## [Short problem]
Scan the data. Collect each line that contains the word "theft".

(Stored data)
--- Begin ---

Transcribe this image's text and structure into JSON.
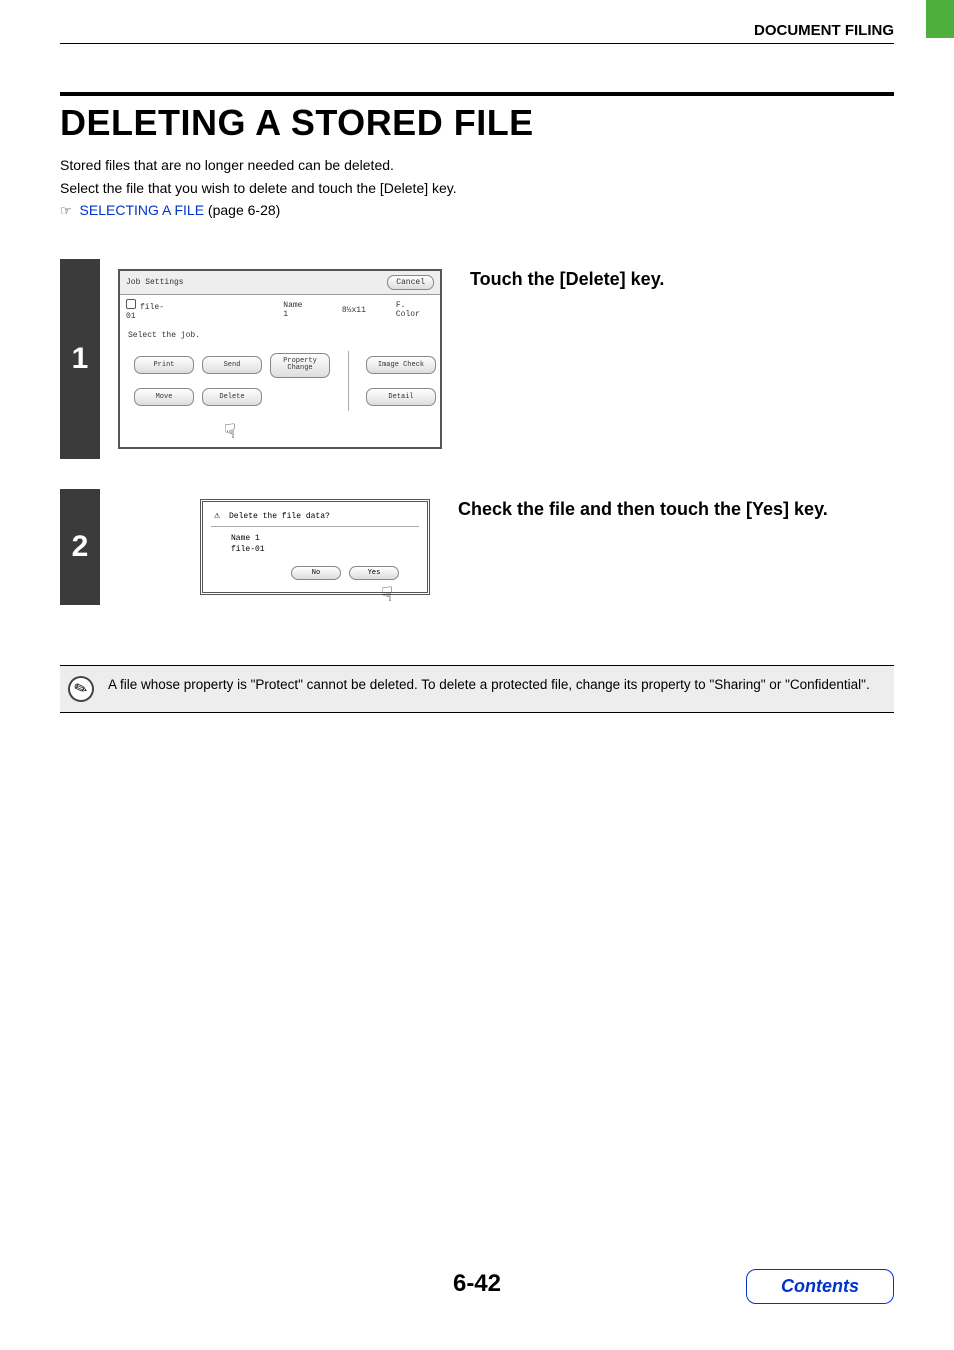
{
  "header": {
    "section": "DOCUMENT FILING"
  },
  "title": "DELETING A STORED FILE",
  "intro": {
    "line1": "Stored files that are no longer needed can be deleted.",
    "line2": "Select the file that you wish to delete and touch the [Delete] key.",
    "pointer": "☞",
    "link_text": "SELECTING A FILE",
    "link_page": " (page 6-28)"
  },
  "step1": {
    "num": "1",
    "heading": "Touch the [Delete] key.",
    "panel": {
      "title": "Job Settings",
      "cancel": "Cancel",
      "file_name": "file-01",
      "user": "Name 1",
      "size": "8½x11",
      "color": "F. Color",
      "prompt": "Select the job.",
      "btn_print": "Print",
      "btn_send": "Send",
      "btn_property": "Property Change",
      "btn_image": "Image Check",
      "btn_move": "Move",
      "btn_delete": "Delete",
      "btn_detail": "Detail"
    }
  },
  "step2": {
    "num": "2",
    "heading": "Check the file and then touch the [Yes] key.",
    "panel": {
      "question": "Delete the file data?",
      "line1": "Name 1",
      "line2": "file-01",
      "no": "No",
      "yes": "Yes"
    }
  },
  "note": {
    "text": "A file whose property is \"Protect\" cannot be deleted. To delete a protected file, change its property to \"Sharing\" or \"Confidential\"."
  },
  "footer": {
    "page": "6-42",
    "contents": "Contents"
  }
}
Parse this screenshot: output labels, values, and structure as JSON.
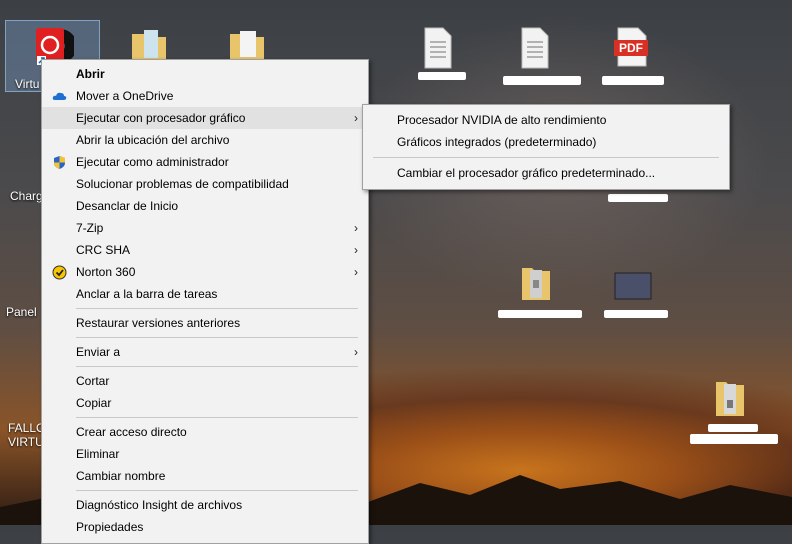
{
  "desktop": {
    "icons": [
      {
        "label": "Virtu"
      },
      {
        "label": "Charg"
      },
      {
        "label": "Panel"
      },
      {
        "label": "FALLO\nVIRTU"
      }
    ],
    "pdf_badge": "PDF"
  },
  "context_menu": {
    "items": [
      {
        "label": "Abrir",
        "bold": true
      },
      {
        "label": "Mover a OneDrive",
        "icon": "onedrive-cloud-icon"
      },
      {
        "label": "Ejecutar con procesador gráfico",
        "submenu": true,
        "highlighted": true
      },
      {
        "label": "Abrir la ubicación del archivo"
      },
      {
        "label": "Ejecutar como administrador",
        "icon": "uac-shield-icon"
      },
      {
        "label": "Solucionar problemas de compatibilidad"
      },
      {
        "label": "Desanclar de Inicio"
      },
      {
        "label": "7-Zip",
        "submenu": true
      },
      {
        "label": "CRC SHA",
        "submenu": true
      },
      {
        "label": "Norton 360",
        "submenu": true,
        "icon": "norton-icon"
      },
      {
        "label": "Anclar a la barra de tareas"
      },
      {
        "label": "Restaurar versiones anteriores"
      },
      {
        "label": "Enviar a",
        "submenu": true
      },
      {
        "label": "Cortar"
      },
      {
        "label": "Copiar"
      },
      {
        "label": "Crear acceso directo"
      },
      {
        "label": "Eliminar"
      },
      {
        "label": "Cambiar nombre"
      },
      {
        "label": "Diagnóstico Insight de archivos"
      },
      {
        "label": "Propiedades"
      }
    ]
  },
  "gpu_submenu": {
    "items": [
      {
        "label": "Procesador NVIDIA de alto rendimiento"
      },
      {
        "label": "Gráficos integrados (predeterminado)"
      },
      {
        "label": "Cambiar el procesador gráfico predeterminado..."
      }
    ]
  },
  "colors": {
    "menu_bg": "#f2f2f2",
    "highlight": "#e1e1e1",
    "pdf_red": "#d93025"
  }
}
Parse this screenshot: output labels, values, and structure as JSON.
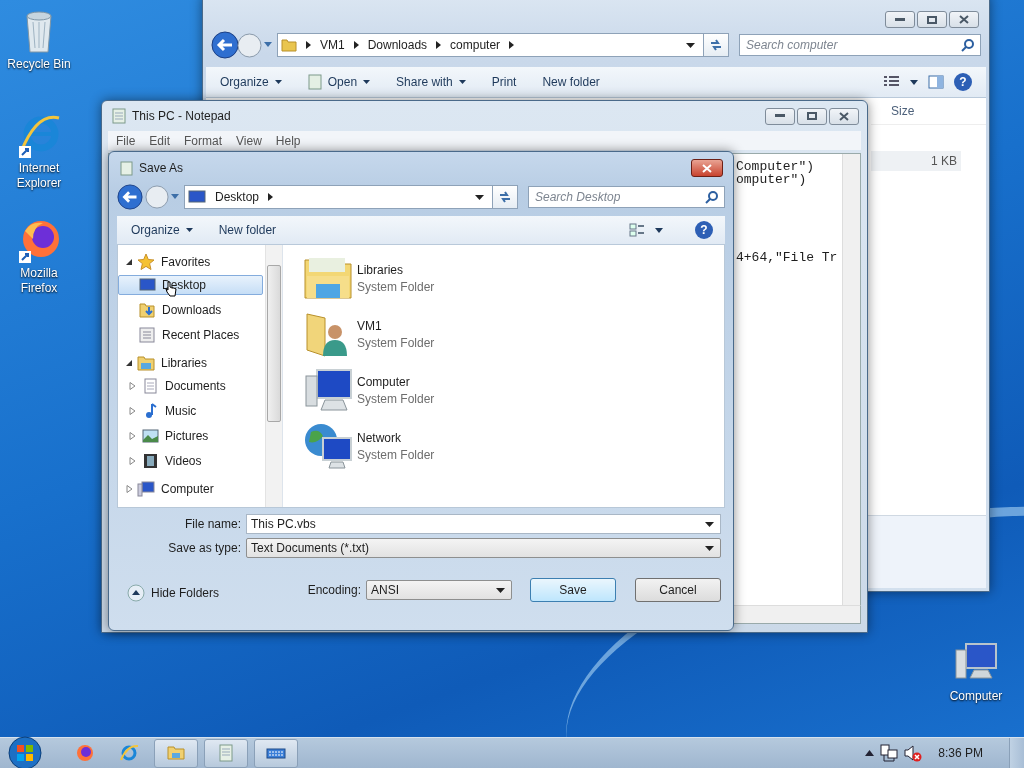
{
  "desktop_icons": [
    {
      "kind": "recycle",
      "label": "Recycle Bin"
    },
    {
      "kind": "ie",
      "label": "Internet Explorer"
    },
    {
      "kind": "firefox",
      "label": "Mozilla Firefox"
    },
    {
      "kind": "computer",
      "label": "Computer"
    }
  ],
  "explorer": {
    "breadcrumbs": [
      "VM1",
      "Downloads",
      "computer"
    ],
    "search_placeholder": "Search computer",
    "toolbar": [
      {
        "label": "Organize",
        "dropdown": true,
        "icon": false
      },
      {
        "label": "Open",
        "dropdown": true,
        "icon": true
      },
      {
        "label": "Share with",
        "dropdown": true,
        "icon": false
      },
      {
        "label": "Print",
        "dropdown": false,
        "icon": false
      },
      {
        "label": "New folder",
        "dropdown": false,
        "icon": false
      }
    ],
    "column": "Size",
    "cell": "1 KB",
    "help_icon": "?"
  },
  "notepad": {
    "title": "This PC - Notepad",
    "menu": [
      "File",
      "Edit",
      "Format",
      "View",
      "Help"
    ],
    "text_blocks": [
      [
        "Computer\")",
        "omputer\")"
      ],
      [
        "4+64,\"File Tr"
      ]
    ]
  },
  "save_as": {
    "title": "Save As",
    "help_icon": "?",
    "location": "Desktop",
    "search_placeholder": "Search Desktop",
    "toolbar": [
      {
        "label": "Organize",
        "dropdown": true
      },
      {
        "label": "New folder",
        "dropdown": false
      }
    ],
    "nav": [
      {
        "kind": "star",
        "label": "Favorites",
        "expanded": true,
        "children": [
          {
            "kind": "desktop",
            "label": "Desktop",
            "selected": true
          },
          {
            "kind": "downloads",
            "label": "Downloads",
            "selected": false
          },
          {
            "kind": "recent",
            "label": "Recent Places",
            "selected": false
          }
        ]
      },
      {
        "kind": "library",
        "label": "Libraries",
        "expanded": true,
        "children": [
          {
            "kind": "documents",
            "label": "Documents",
            "selected": false
          },
          {
            "kind": "music",
            "label": "Music",
            "selected": false
          },
          {
            "kind": "pictures",
            "label": "Pictures",
            "selected": false
          },
          {
            "kind": "videos",
            "label": "Videos",
            "selected": false
          }
        ]
      },
      {
        "kind": "computer",
        "label": "Computer",
        "expanded": false
      }
    ],
    "items": [
      {
        "kind": "library",
        "name": "Libraries",
        "type": "System Folder"
      },
      {
        "kind": "user",
        "name": "VM1",
        "type": "System Folder"
      },
      {
        "kind": "computer",
        "name": "Computer",
        "type": "System Folder"
      },
      {
        "kind": "network",
        "name": "Network",
        "type": "System Folder"
      }
    ],
    "file_name_label": "File name:",
    "file_name": "This PC.vbs",
    "type_label": "Save as type:",
    "type_value": "Text Documents (*.txt)",
    "hide_folders": "Hide Folders",
    "encoding_label": "Encoding:",
    "encoding": "ANSI",
    "save": "Save",
    "cancel": "Cancel"
  },
  "taskbar": {
    "pinned": [
      {
        "kind": "firefox"
      },
      {
        "kind": "ie"
      },
      {
        "kind": "explorer"
      },
      {
        "kind": "notepad"
      },
      {
        "kind": "keyboard"
      }
    ],
    "clock": "8:36 PM"
  }
}
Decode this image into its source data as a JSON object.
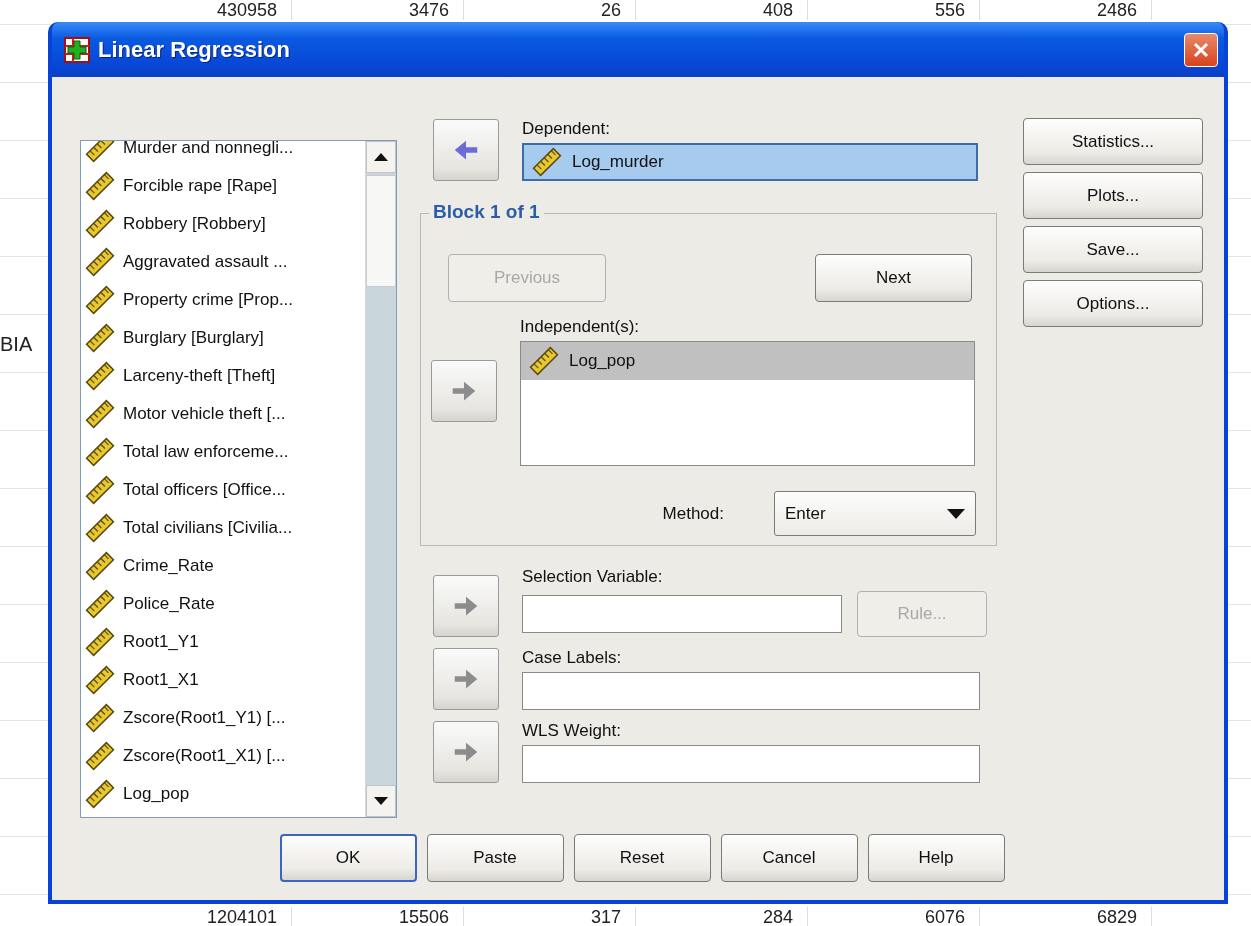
{
  "sheet": {
    "top_row": [
      "430958",
      "3476",
      "26",
      "408",
      "556",
      "2486"
    ],
    "side_label": "BIA",
    "bottom_row": [
      "1204101",
      "15506",
      "317",
      "284",
      "6076",
      "6829"
    ]
  },
  "window": {
    "title": "Linear Regression"
  },
  "variables": [
    {
      "name": "Murder and nonnegli..."
    },
    {
      "name": "Forcible rape [Rape]"
    },
    {
      "name": "Robbery [Robbery]"
    },
    {
      "name": "Aggravated assault ..."
    },
    {
      "name": "Property crime [Prop..."
    },
    {
      "name": "Burglary [Burglary]"
    },
    {
      "name": "Larceny-theft [Theft]"
    },
    {
      "name": "Motor vehicle theft [..."
    },
    {
      "name": "Total law enforceme..."
    },
    {
      "name": "Total officers [Office..."
    },
    {
      "name": "Total civilians [Civilia..."
    },
    {
      "name": "Crime_Rate"
    },
    {
      "name": "Police_Rate"
    },
    {
      "name": "Root1_Y1"
    },
    {
      "name": "Root1_X1"
    },
    {
      "name": "Zscore(Root1_Y1) [..."
    },
    {
      "name": "Zscore(Root1_X1) [..."
    },
    {
      "name": "Log_pop"
    }
  ],
  "dependent": {
    "label": "Dependent:",
    "arrow_points_left": true,
    "arrow_enabled": true,
    "items": [
      {
        "name": "Log_murder",
        "selected": true
      }
    ]
  },
  "block": {
    "title": "Block 1 of 1",
    "buttons": [
      {
        "label": "Previous",
        "disabled": true
      },
      {
        "label": "Next",
        "disabled": false
      }
    ],
    "independents": {
      "label": "Independent(s):",
      "arrow_points_left": false,
      "arrow_enabled": false,
      "items": [
        {
          "name": "Log_pop",
          "selected": true
        }
      ]
    },
    "method": {
      "label": "Method:",
      "value": "Enter"
    }
  },
  "fields": [
    {
      "label": "Selection Variable:",
      "arrow_points_left": false,
      "arrow_enabled": false,
      "button": {
        "label": "Rule...",
        "disabled": true
      }
    },
    {
      "label": "Case Labels:",
      "arrow_points_left": false,
      "arrow_enabled": false
    },
    {
      "label": "WLS Weight:",
      "arrow_points_left": false,
      "arrow_enabled": false
    }
  ],
  "side_buttons": [
    {
      "label": "Statistics..."
    },
    {
      "label": "Plots..."
    },
    {
      "label": "Save..."
    },
    {
      "label": "Options..."
    }
  ],
  "buttons": [
    {
      "label": "OK",
      "default": true
    },
    {
      "label": "Paste",
      "default": false
    },
    {
      "label": "Reset",
      "default": false
    },
    {
      "label": "Cancel",
      "default": false
    },
    {
      "label": "Help",
      "default": false
    }
  ]
}
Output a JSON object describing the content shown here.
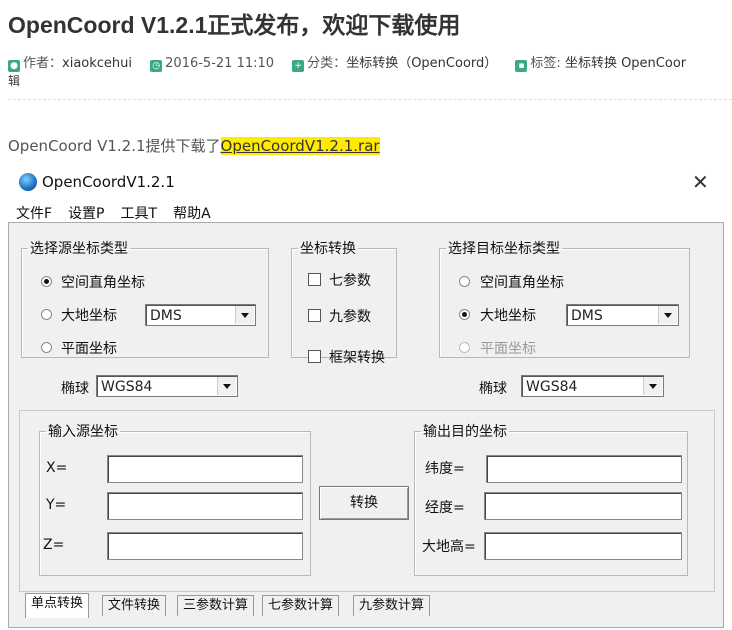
{
  "article": {
    "title": "OpenCoord V1.2.1正式发布，欢迎下载使用",
    "author_label": "作者：",
    "author": "xiaokcehui",
    "date": "2016-5-21 11:10",
    "category_label": "分类：",
    "category": "坐标转换（OpenCoord）",
    "tags_label": "标签:",
    "tags": "坐标转换 OpenCoor",
    "tags_wrap": "辑",
    "intro_text": "OpenCoord V1.2.1提供下载了",
    "download_link": "OpenCoordV1.2.1.rar"
  },
  "window": {
    "title": "OpenCoordV1.2.1",
    "close": "✕",
    "menu": [
      "文件F",
      "设置P",
      "工具T",
      "帮助A"
    ]
  },
  "source_type": {
    "legend": "选择源坐标类型",
    "options": [
      "空间直角坐标",
      "大地坐标",
      "平面坐标"
    ],
    "selected": 0,
    "format_value": "DMS"
  },
  "conversion": {
    "legend": "坐标转换",
    "options": [
      "七参数",
      "九参数",
      "框架转换"
    ]
  },
  "target_type": {
    "legend": "选择目标坐标类型",
    "options": [
      "空间直角坐标",
      "大地坐标",
      "平面坐标"
    ],
    "selected": 1,
    "format_value": "DMS"
  },
  "ellipsoid": {
    "source_label": "椭球",
    "source_value": "WGS84",
    "target_label": "椭球",
    "target_value": "WGS84"
  },
  "input": {
    "legend": "输入源坐标",
    "labels": [
      "X=",
      "Y=",
      "Z="
    ]
  },
  "convert_button": "转换",
  "output": {
    "legend": "输出目的坐标",
    "labels": [
      "纬度=",
      "经度=",
      "大地高="
    ]
  },
  "tabs": [
    "单点转换",
    "文件转换",
    "三参数计算",
    "七参数计算",
    "九参数计算"
  ],
  "colors": {
    "link_highlight": "#ffea00",
    "meta_icon": "#3aaa85"
  }
}
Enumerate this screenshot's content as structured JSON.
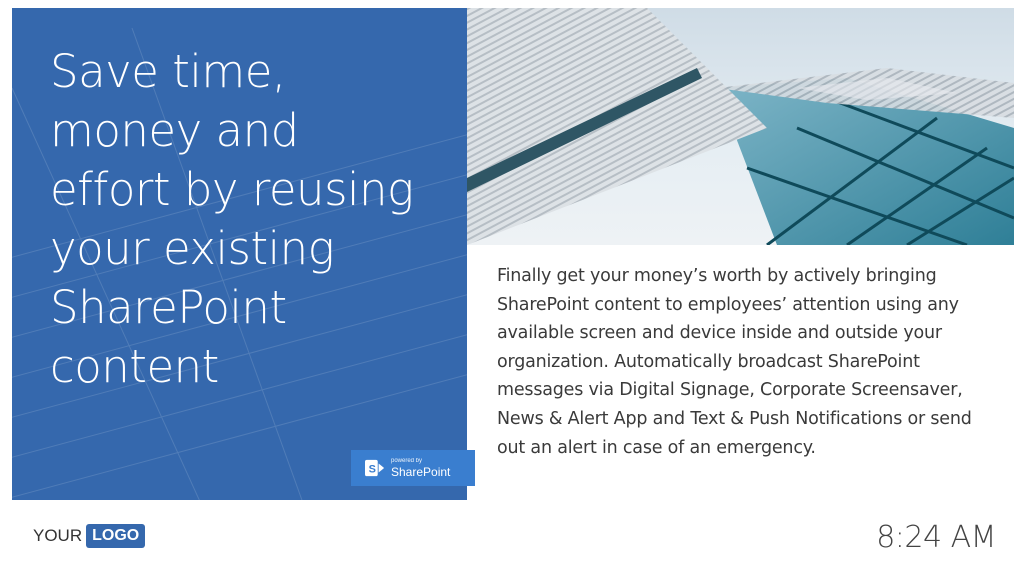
{
  "headline": "Save time,\nmoney and\neffort by reusing\nyour  existing\nSharePoint\ncontent",
  "body": "Finally get your money’s worth by actively bringing SharePoint content to employees’ attention using any available screen and device inside and outside your organization. Automatically broadcast SharePoint messages via Digital Signage, Corporate Screensaver, News & Alert App and Text & Push Notifications or send out an alert in case of an emergency.",
  "badge": {
    "small_text": "powered by",
    "label": "SharePoint"
  },
  "footer": {
    "logo_prefix": "YOUR",
    "logo_box": "LOGO",
    "time": "8:24 AM"
  },
  "colors": {
    "panel_blue": "#3568ad",
    "badge_blue": "#3a7ecf"
  },
  "icons": {
    "sharepoint": "sharepoint-icon"
  }
}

--- End ---

## [Output for this exercise]
      "name": "Larceny-theft [Theft]"
      "name": "Motor vehicle theft [..."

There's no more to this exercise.